### EXERCISE
Filter the lines below, copying only those with the string "Buds".

### RECORD SET
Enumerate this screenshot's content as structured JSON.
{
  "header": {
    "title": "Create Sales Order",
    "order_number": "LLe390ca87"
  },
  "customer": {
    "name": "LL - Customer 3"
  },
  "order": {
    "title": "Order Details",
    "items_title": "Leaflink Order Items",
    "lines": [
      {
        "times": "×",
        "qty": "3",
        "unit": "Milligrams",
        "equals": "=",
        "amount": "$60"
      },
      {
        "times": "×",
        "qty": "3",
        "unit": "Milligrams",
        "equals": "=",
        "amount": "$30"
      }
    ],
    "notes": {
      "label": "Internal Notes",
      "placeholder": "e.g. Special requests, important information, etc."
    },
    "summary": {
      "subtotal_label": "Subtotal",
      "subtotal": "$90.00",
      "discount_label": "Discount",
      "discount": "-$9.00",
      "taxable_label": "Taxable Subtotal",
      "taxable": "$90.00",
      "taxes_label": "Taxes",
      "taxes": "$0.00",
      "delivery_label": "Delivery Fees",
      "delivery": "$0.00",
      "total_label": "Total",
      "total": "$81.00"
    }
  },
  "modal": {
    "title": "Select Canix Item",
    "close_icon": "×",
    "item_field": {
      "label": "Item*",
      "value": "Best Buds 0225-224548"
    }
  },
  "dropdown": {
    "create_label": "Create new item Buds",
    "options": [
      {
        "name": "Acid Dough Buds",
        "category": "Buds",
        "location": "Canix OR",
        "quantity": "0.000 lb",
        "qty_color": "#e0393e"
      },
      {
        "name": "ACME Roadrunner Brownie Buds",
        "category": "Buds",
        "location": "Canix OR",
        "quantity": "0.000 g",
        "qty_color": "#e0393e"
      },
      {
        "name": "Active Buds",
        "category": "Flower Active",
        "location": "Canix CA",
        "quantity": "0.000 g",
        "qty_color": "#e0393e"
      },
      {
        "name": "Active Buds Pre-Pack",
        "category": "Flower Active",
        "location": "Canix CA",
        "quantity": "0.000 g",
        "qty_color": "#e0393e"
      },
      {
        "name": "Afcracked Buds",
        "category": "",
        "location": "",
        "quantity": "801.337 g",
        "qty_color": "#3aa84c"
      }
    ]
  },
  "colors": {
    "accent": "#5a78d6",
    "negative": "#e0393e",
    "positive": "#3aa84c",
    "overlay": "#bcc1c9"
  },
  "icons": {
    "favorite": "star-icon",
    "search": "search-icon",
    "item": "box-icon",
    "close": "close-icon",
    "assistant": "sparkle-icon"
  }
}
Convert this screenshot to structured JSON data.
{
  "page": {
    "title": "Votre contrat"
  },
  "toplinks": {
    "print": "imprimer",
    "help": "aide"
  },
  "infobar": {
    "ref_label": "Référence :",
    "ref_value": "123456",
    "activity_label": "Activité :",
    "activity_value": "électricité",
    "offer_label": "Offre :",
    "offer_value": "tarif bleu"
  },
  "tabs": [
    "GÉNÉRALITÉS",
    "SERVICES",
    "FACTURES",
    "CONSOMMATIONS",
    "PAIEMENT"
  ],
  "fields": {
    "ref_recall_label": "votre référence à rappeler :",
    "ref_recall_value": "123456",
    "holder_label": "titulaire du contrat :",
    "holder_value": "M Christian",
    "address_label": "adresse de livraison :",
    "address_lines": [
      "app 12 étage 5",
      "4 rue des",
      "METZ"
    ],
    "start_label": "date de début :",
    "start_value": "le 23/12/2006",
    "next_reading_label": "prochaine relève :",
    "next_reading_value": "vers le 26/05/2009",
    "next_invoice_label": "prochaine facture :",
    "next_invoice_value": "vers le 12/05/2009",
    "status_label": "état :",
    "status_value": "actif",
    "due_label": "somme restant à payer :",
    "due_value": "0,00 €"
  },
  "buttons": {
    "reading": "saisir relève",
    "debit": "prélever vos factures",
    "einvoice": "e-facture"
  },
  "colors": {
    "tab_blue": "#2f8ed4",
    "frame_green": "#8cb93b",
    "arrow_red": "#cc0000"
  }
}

### FULL OUTPUT
      "value": "Best Buds 0225-224548"
    "create_label": "Create new item Buds",
        "name": "Acid Dough Buds",
        "category": "Buds",
        "name": "ACME Roadrunner Brownie Buds",
        "category": "Buds",
        "name": "Active Buds",
        "name": "Active Buds Pre-Pack",
        "name": "Afcracked Buds",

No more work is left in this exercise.